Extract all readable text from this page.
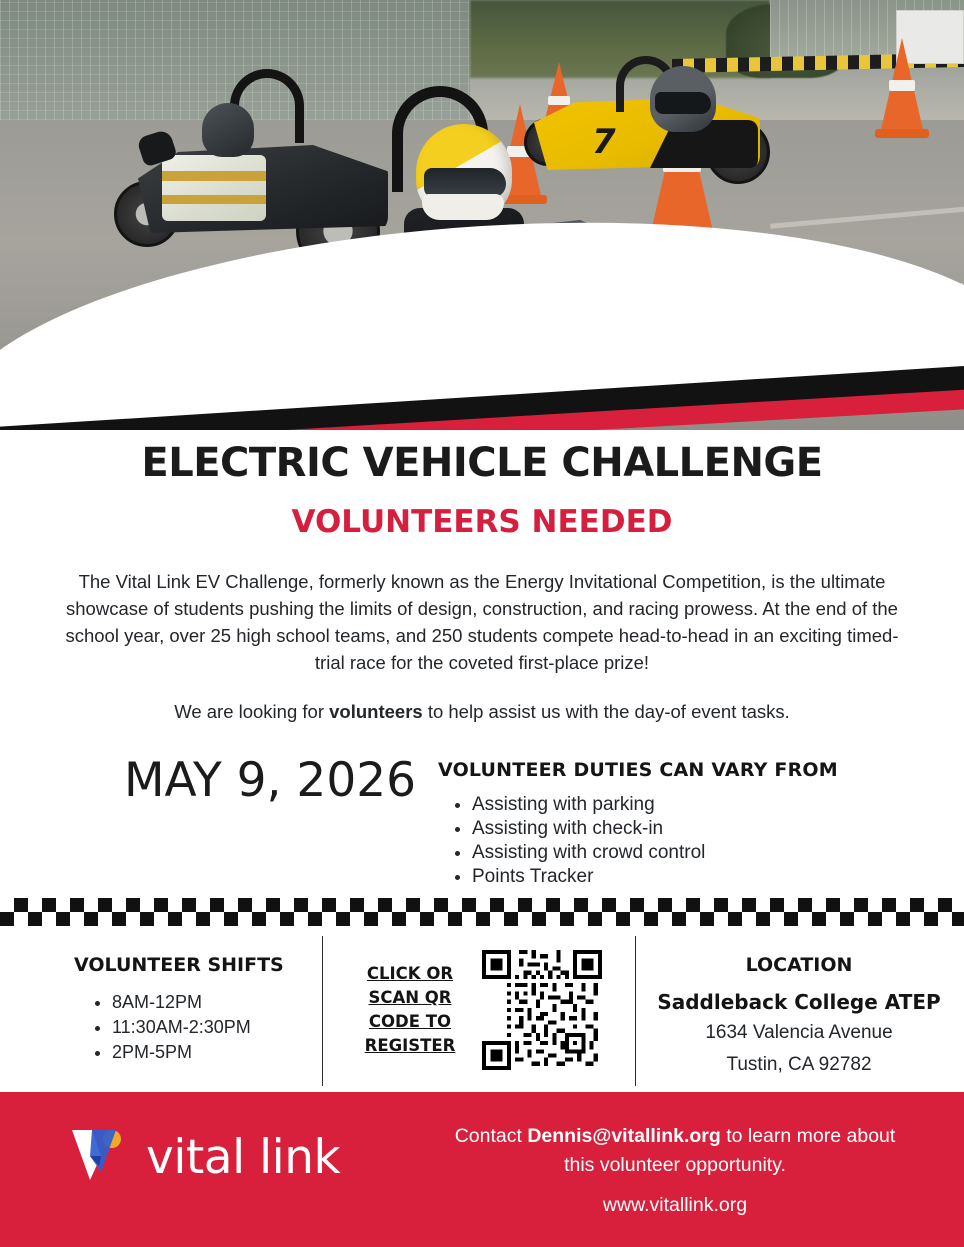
7
ELECTRIC VEHICLE CHALLENGE
VOLUNTEERS NEEDED

The Vital Link EV Challenge, formerly known as the Energy Invitational Competition, is the ultimate showcase of students pushing the limits of design, construction, and racing prowess. At the end of the school year, over 25 high school teams, and 250 students compete head-to-head in an exciting timed-trial race for the coveted first-place prize!

We are looking for volunteers to help assist us with the day-of event tasks.

MAY 9, 2026 VOLUNTEER DUTIES CAN VARY FROM
• Assisting with parking
• Assisting with check-in
• Assisting with crowd control
• Points Tracker
VOLUNTEER SHIFTS
• 8AM-12PM
• 11:30AM-2:30PM
• 2PM-5PM
CLICK OR SCAN QR CODE TO REGISTER
LOCATION
Saddleback College ATEP
1634 Valencia Avenue
Tustin, CA 92782
vital link	Contact Dennis@vitallink.org to learn more about this volunteer opportunity.
www.vitallink.org
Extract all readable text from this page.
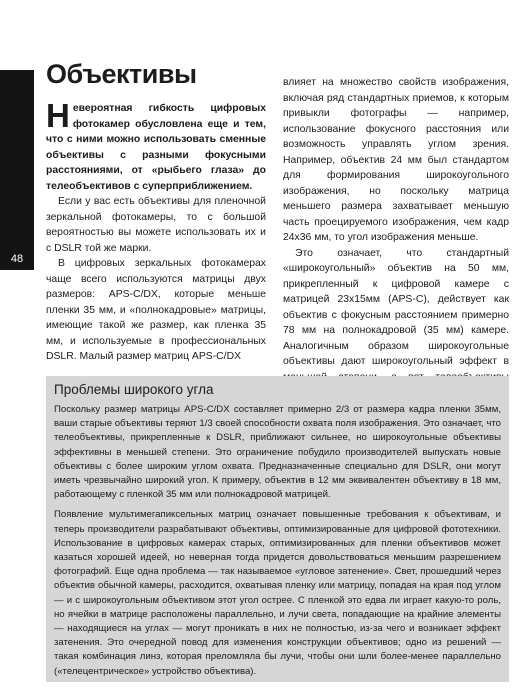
48
Объективы

Невероятная гибкость цифровых фотокамер обусловлена еще и тем, что с ними можно использовать сменные объективы с разными фокусными расстояниями, от «рыбьего глаза» до телеобъективов с суперприближением.

Если у вас есть объективы для пленочной зеркальной фотокамеры, то с большой вероятностью вы можете использовать их и с DSLR той же марки.

В цифровых зеркальных фотокамерах чаще всего используются матрицы двух размеров: APS-C/DX, которые меньше пленки 35 мм, и «полнокадровые» матрицы, имеющие такой же размер, как пленка 35 мм, и используемые в профессиональных DSLR. Малый размер матриц APS-C/DX

влияет на множество свойств изображения, включая ряд стандартных приемов, к которым привыкли фотографы — например, использование фокусного расстояния или возможность управлять углом зрения. Например, объектив 24 мм был стандартом для формирования широкоугольного изображения, но поскольку матрица меньшего размера захватывает меньшую часть проецируемого изображения, чем кадр 24х36 мм, то угол изображения меньше.

Это означает, что стандартный «широкоугольный» объектив на 50 мм, прикрепленный к цифровой камере с матрицей 23х15мм (APS-C), действует как объектив с фокусным расстоянием примерно 78 мм на полнокадровой (35 мм) камере. Аналогичным образом широкоугольные объективы дают широкоугольный эффект в

Проблемы широкого угла

Поскольку размер матрицы APS-C/DX составляет примерно 2/3 от размера кадра пленки 35мм, ваши старые объективы теряют 1/3 своей способности охвата поля изображения. Это означает, что телеобъективы, прикрепленные к DSLR, приближают сильнее, но широкоугольные объективы эффективны в меньшей степени. Это ограничение побудило производителей выпускать новые объективы с более широким углом охвата. Предназначенные специально для DSLR, они могут иметь чрезвычайно широкий угол. К примеру, объектив в 12 мм эквивалентен объективу в 18 мм, работающему с пленкой 35 мм или полнокадровой матрицей.

Появление мультимегапиксельных матриц означает повышенные требования к объективам, и теперь производители разрабатывают объективы, оптимизированные для цифровой фототехники. Использование в цифровых камерах старых, оптимизированных для пленки объективов может казаться хорошей идеей, но неверная тогда придется довольствоваться меньшим разрешением фотографий. Еще одна проблема — так называемое «угловое затенение». Свет, прошедший через объектив обычной камеры, расходится, охватывая пленку или матрицу, попадая на края под углом — и с широкоугольным объективом этот угол острее. С пленкой это едва ли играет какую-то роль, но ячейки в матрице расположены параллельно, и лучи света, попадающие на крайние элементы — находящиеся на углах — могут проникать в них не полностью, из-за чего и возникает эффект затенения. Это очередной повод для изменения конструкции объективов; одно из решений — такая комбинация линз, которая преломляла бы лучи, чтобы они шли более-менее параллельно («телецентрическое» устройство объектива).
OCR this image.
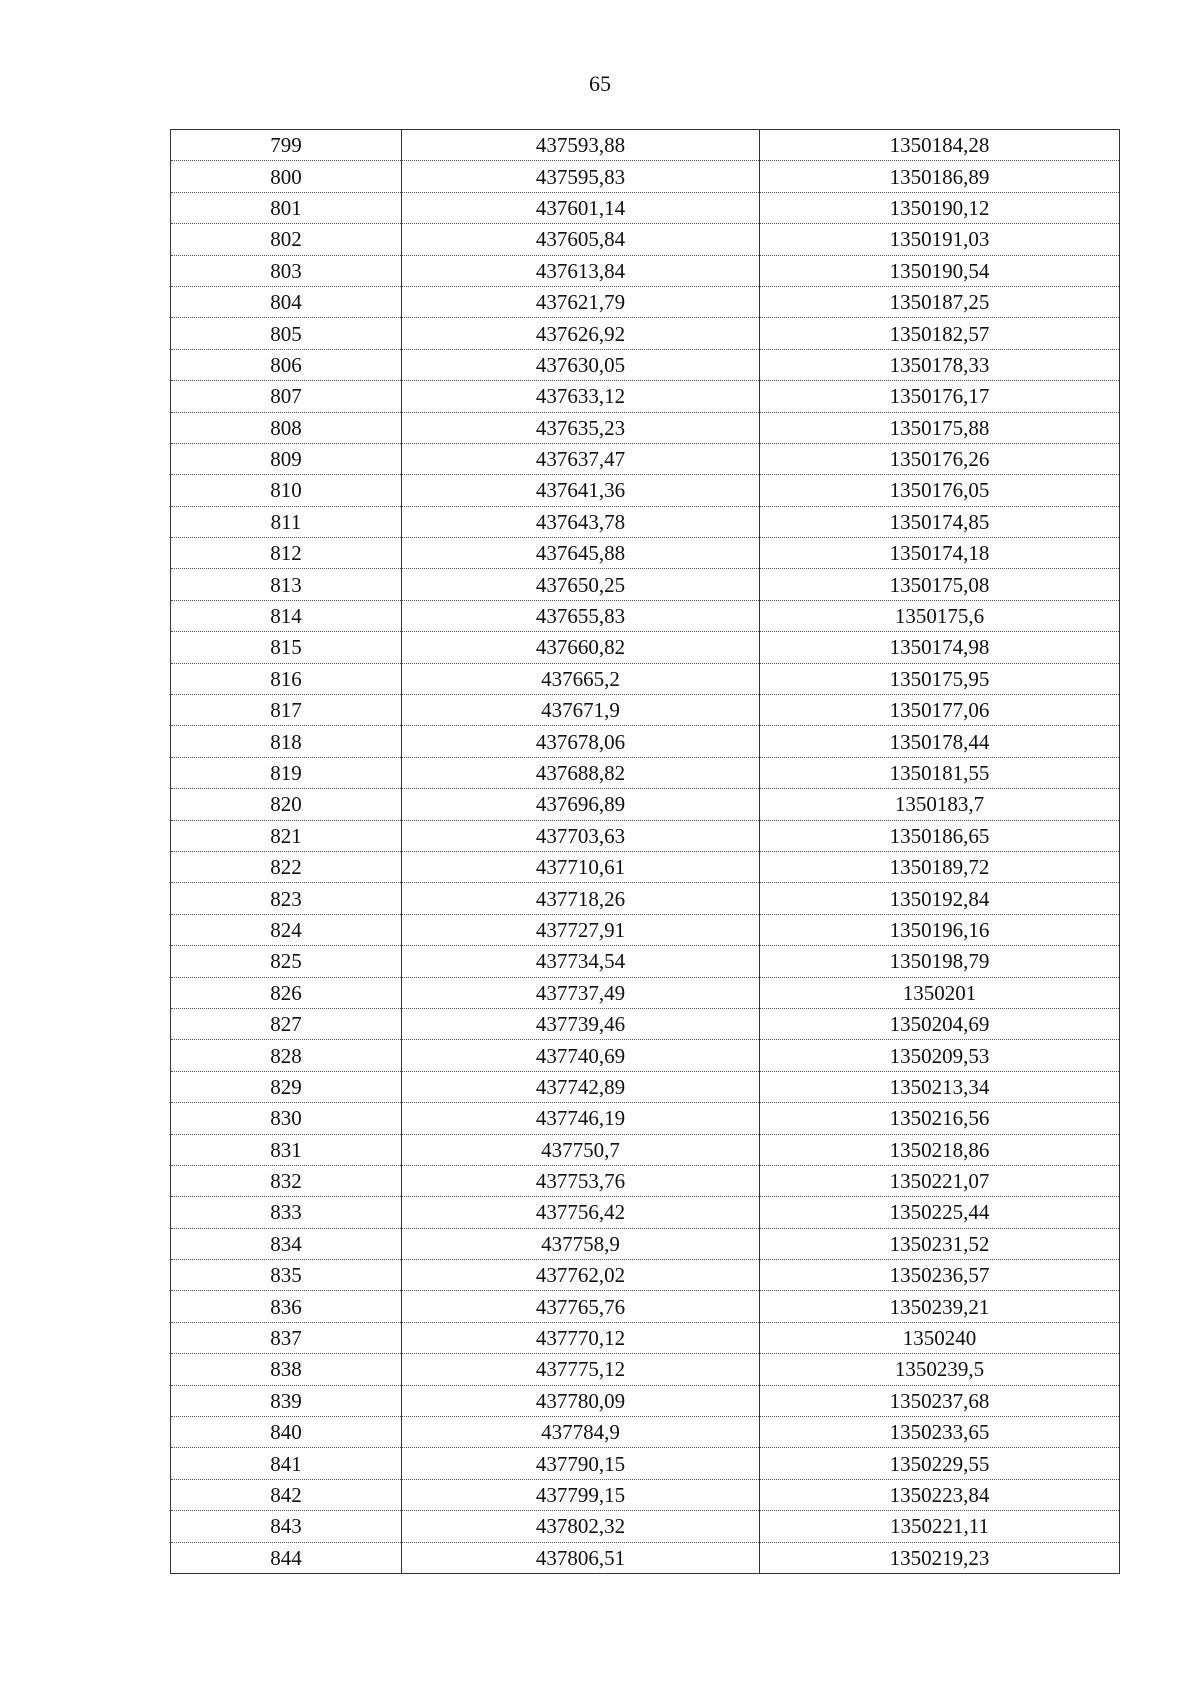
65
799	437593,88	1350184,28
800	437595,83	1350186,89
801	437601,14	1350190,12
802	437605,84	1350191,03
803	437613,84	1350190,54
804	437621,79	1350187,25
805	437626,92	1350182,57
806	437630,05	1350178,33
807	437633,12	1350176,17
808	437635,23	1350175,88
809	437637,47	1350176,26
810	437641,36	1350176,05
811	437643,78	1350174,85
812	437645,88	1350174,18
813	437650,25	1350175,08
814	437655,83	1350175,6
815	437660,82	1350174,98
816	437665,2	1350175,95
817	437671,9	1350177,06
818	437678,06	1350178,44
819	437688,82	1350181,55
820	437696,89	1350183,7
821	437703,63	1350186,65
822	437710,61	1350189,72
823	437718,26	1350192,84
824	437727,91	1350196,16
825	437734,54	1350198,79
826	437737,49	1350201
827	437739,46	1350204,69
828	437740,69	1350209,53
829	437742,89	1350213,34
830	437746,19	1350216,56
831	437750,7	1350218,86
832	437753,76	1350221,07
833	437756,42	1350225,44
834	437758,9	1350231,52
835	437762,02	1350236,57
836	437765,76	1350239,21
837	437770,12	1350240
838	437775,12	1350239,5
839	437780,09	1350237,68
840	437784,9	1350233,65
841	437790,15	1350229,55
842	437799,15	1350223,84
843	437802,32	1350221,11
844	437806,51	1350219,23
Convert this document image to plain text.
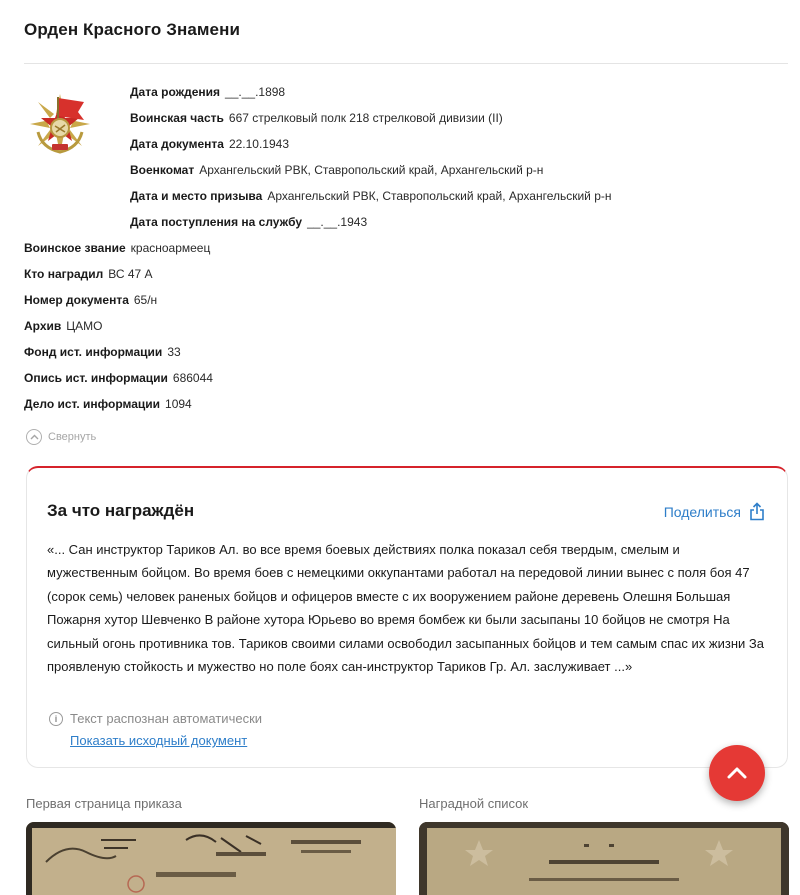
Орден Красного Знамени
Дата рождения __.__.1898
Воинская часть 667 стрелковый полк 218 стрелковой дивизии (II)
Дата документа 22.10.1943
Военкомат Архангельский РВК, Ставропольский край, Архангельский р-н
Дата и место призыва Архангельский РВК, Ставропольский край, Архангельский р-н
Дата поступления на службу __.__.1943
Воинское звание красноармеец
Кто наградил ВС 47 А
Номер документа 65/н
Архив ЦАМО
Фонд ист. информации 33
Опись ист. информации 686044
Дело ист. информации 1094
Свернуть
За что награждён	Поделиться
«... Сан инструктор Тариков Ал. во все время боевых действиях полка показал себя твердым, смелым и мужественным бойцом. Во время боев с немецкими оккупантами работал на передовой линии вынес с поля боя 47 (сорок семь) человек раненых бойцов и офицеров вместе с их вооружением районе деревень Олешня Большая Пожарня хутор Шевченко В районе хутора Юрьево во время бомбеж ки были засыпаны 10 бойцов не смотря На сильный огонь противника тов. Тариков своими силами освободил засыпанных бойцов и тем самым спас их жизни За проявленую стойкость и мужество но поле боях сан-инструктор Тариков Гр. Ал. заслуживает ...»
i Текст распознан автоматически
Показать исходный документ
Первая страница приказа	Наградной список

########################################

**JOB**:
Select and copy every line of the material that holds the string "использовать".

**RIGHT ANSWER**:
Невероятная гибкость цифровых фотокамер обусловлена еще и тем, что с ними можно использовать сменные объективы с разными фокусными расстояниями, от «рыбьего глаза» до телеобъективов с суперприближением.
Если у вас есть объективы для пленочной зеркальной фотокамеры, то с большой вероятностью вы можете использовать их и с DSLR той же марки.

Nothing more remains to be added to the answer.